## Exercise passage
────────

The First Poets Read online

Page 62


  The turbulent middle of the fourteenth century broke the prejudice in which English was held; it began to flex its muscles. Calamity was its patron. The Black Death first reached English shores before John Gower turned twenty, in the twenty-first year of Edward III’s reign. In August of 1348 it arrived from France at Weymouth. It devastated Bristol, and in the early part of 1349 overtook London and East Anglia. It was still at large in Scotland and Ireland in 1350. Consider what it was like, to learn each day of dead or dying friends, to see bodies carted through the streets or heaped in a tangled mess at corners. It was an especially disgusting illness that started with hard lumps and tumors, then scalding fever, gray patches on the skin like leprosy. Then the cough, blood welling from the lungs. A victim had three days: terror, agony, death.

────────

## Activity A
Rewrite the passage about the Black Death in England between "The turbulent middle" and "terror, agony, death.", inclusive, using "Great Mortality" in place of "Black Death".
## Activity B
Extend the passage about the Black Death in England, picking up after its final sentence.

────────

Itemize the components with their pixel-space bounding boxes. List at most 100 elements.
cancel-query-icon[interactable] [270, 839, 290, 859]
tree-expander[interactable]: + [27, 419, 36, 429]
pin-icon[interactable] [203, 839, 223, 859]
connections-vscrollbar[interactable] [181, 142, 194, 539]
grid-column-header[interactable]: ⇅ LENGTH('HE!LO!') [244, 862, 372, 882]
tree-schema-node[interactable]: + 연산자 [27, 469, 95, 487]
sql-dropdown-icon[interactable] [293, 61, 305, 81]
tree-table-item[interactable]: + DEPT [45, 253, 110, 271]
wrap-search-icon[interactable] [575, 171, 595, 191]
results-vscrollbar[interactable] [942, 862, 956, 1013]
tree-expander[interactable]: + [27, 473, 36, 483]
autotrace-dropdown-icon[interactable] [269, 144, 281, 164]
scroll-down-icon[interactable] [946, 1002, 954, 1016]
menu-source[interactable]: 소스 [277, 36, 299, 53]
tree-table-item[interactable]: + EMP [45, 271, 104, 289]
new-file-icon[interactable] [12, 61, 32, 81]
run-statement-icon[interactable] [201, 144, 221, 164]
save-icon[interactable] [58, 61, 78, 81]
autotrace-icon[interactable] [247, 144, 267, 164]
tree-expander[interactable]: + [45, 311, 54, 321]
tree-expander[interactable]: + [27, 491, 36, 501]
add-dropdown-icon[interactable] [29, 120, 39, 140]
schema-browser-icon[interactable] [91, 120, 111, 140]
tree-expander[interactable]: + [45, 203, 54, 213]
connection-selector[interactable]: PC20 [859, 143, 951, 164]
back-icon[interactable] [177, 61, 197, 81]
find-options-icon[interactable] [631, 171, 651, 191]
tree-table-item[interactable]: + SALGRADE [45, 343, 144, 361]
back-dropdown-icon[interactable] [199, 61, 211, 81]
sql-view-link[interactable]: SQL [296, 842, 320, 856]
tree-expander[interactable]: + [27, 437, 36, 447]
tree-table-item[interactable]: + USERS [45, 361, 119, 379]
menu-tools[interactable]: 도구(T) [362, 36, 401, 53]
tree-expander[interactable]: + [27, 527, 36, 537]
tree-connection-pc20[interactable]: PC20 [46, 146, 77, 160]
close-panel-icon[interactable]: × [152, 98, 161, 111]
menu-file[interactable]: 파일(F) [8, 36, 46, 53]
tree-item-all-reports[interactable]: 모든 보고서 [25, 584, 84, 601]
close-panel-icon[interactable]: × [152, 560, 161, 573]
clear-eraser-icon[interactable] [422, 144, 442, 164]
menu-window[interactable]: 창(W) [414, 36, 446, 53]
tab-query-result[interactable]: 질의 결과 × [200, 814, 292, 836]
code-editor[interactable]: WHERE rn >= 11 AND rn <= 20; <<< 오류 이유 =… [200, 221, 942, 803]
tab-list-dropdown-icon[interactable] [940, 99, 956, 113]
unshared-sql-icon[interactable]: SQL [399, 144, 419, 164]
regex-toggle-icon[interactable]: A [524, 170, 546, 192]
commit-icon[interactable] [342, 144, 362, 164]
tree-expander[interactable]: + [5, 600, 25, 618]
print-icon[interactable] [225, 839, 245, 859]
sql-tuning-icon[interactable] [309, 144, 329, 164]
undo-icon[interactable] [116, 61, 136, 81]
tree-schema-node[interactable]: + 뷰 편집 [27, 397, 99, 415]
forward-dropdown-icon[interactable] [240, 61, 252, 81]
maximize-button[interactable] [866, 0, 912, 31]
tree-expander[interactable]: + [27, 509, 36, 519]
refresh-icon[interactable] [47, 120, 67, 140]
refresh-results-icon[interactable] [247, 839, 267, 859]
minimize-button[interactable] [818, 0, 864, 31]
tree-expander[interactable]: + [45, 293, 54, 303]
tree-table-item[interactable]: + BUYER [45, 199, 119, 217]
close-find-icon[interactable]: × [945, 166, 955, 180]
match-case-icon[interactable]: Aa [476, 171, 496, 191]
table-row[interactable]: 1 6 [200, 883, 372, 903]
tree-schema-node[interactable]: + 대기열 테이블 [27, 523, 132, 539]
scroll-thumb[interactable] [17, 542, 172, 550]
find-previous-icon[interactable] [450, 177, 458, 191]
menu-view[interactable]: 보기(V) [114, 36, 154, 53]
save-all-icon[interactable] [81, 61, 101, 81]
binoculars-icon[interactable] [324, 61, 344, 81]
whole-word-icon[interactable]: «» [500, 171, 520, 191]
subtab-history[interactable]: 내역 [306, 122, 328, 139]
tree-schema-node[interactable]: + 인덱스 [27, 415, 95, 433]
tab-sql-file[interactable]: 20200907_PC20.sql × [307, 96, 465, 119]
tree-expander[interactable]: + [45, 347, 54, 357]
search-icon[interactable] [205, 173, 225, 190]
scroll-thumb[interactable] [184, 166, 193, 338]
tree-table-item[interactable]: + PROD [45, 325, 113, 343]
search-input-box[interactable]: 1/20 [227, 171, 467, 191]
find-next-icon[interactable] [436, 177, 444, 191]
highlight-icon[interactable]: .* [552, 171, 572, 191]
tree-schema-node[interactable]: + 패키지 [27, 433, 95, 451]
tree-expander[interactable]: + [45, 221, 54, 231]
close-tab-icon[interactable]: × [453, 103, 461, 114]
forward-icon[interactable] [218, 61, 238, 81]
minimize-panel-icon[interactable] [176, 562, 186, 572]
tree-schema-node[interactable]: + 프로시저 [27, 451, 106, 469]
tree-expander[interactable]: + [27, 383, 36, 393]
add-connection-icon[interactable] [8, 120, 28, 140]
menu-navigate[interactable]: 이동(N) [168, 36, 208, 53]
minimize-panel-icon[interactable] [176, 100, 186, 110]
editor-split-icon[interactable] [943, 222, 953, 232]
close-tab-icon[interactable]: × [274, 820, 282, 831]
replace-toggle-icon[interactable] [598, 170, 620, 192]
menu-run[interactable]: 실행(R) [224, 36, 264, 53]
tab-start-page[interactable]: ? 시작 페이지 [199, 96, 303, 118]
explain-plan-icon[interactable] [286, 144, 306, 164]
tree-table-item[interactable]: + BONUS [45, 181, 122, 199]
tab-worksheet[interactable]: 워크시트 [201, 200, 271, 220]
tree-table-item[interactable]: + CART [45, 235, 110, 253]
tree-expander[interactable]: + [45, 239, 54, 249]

────────

## Answer space A
The turbulent middle of the fourteenth century broke the prejudice in which English was held; it began to flex its muscles. Calamity was its patron. The Great Mortality first reached English shores before John Gower turned twenty, in the twenty-first year of Edward III’s reign. In August of 1348 it arrived from France at Weymouth. It devastated Bristol, and in the early part of 1349 overtook London and East Anglia. It was still at large in Scotland and Ireland in 1350. Consider what it was like, to learn each day of dead or dying friends, to see bodies carted through the streets or heaped in a tangled mess at corners. It was an especially disgusting illness that started with hard lumps and tumors, then scalding fever, gray patches on the skin like leprosy. Then the cough, blood welling from the lungs. A victim had three days: terror, agony, death.

## Answer space B
  Langland describes it in a passage that the eighteenth-century critic Thomas Warton says John Milton may have stored away in his mind (in Paradise Lost, Book II, lines 475ff). Langland says:

  All at once there were not enough peasants to work the soil, servants to tend the house, or priests to administer unction and conduct funeral services. No one was immune. Three archbishops of Canterbury and in Norwich eight hundred diocese priests, and half the monks in Westminster, all died in one year. Eight hundred priests. The Church was big; the Black Death was bigger. Women toiled in the fields, harvests were left to rust. Parliament was suspended, courts of law were not convened. It was a time of too much loss for sorrow, too much fear for civil strife. There were more dead than graves to put them in: they were piled in plague pits and covered with lime. If the plague made feast of the poor, it was at least democratic. The powerful were not immune: the king’s own daughter perished.

  Another victim was a big-hearted anchorite who wrote verse, Richard Rolle of Hampole. “Full dear me think He has me bought with bloody hands and feet.” He was a man of soul. A poet-martyr. Perhaps he translated the Psalms. It is hard to establish authentic “texts” by an author unless a number of similar manuscripts survive. Most medieval writers formed schools, their works were copied, added to and altered. Much has been assigned to Richard Rolle that may not belong to him. Why was he such a bad poet, with only some occasional astonishing lines?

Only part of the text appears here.